Exercise instructions: From the listing below, select every line where the word "days" appears.

Extracted records:
○ ○ ○

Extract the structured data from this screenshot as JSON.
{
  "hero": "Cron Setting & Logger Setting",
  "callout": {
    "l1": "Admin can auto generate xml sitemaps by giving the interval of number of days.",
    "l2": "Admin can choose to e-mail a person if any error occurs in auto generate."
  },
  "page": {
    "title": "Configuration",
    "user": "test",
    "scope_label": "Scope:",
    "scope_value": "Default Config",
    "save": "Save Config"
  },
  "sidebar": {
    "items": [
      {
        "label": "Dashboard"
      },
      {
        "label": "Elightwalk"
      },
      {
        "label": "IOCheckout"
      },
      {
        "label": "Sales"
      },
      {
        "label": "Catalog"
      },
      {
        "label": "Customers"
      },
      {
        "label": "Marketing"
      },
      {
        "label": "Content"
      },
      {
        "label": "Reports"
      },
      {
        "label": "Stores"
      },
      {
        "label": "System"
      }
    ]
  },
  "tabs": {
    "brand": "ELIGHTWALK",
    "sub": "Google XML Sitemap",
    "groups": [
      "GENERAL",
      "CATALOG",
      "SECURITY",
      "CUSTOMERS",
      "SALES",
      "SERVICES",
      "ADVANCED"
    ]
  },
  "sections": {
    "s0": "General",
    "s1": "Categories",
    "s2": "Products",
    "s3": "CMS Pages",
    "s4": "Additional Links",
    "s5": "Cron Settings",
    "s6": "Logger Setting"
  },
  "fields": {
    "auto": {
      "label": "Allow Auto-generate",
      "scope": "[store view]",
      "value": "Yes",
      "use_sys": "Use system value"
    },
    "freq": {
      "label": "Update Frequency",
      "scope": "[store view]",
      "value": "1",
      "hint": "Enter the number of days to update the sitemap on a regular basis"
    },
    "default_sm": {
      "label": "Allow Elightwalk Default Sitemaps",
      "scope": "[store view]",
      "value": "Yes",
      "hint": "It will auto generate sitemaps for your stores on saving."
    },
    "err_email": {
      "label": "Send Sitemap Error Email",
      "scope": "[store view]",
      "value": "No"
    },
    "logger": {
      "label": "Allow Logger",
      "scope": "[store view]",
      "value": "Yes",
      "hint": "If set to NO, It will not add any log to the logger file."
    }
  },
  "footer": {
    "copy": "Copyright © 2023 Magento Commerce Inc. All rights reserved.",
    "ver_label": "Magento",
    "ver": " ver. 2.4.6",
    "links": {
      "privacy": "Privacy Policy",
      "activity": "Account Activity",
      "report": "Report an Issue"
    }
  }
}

○ ○ ○

Problem solution:
    "l1": "Admin can auto generate xml sitemaps by giving the interval of number of days.",
      "hint": "Enter the number of days to update the sitemap on a regular basis"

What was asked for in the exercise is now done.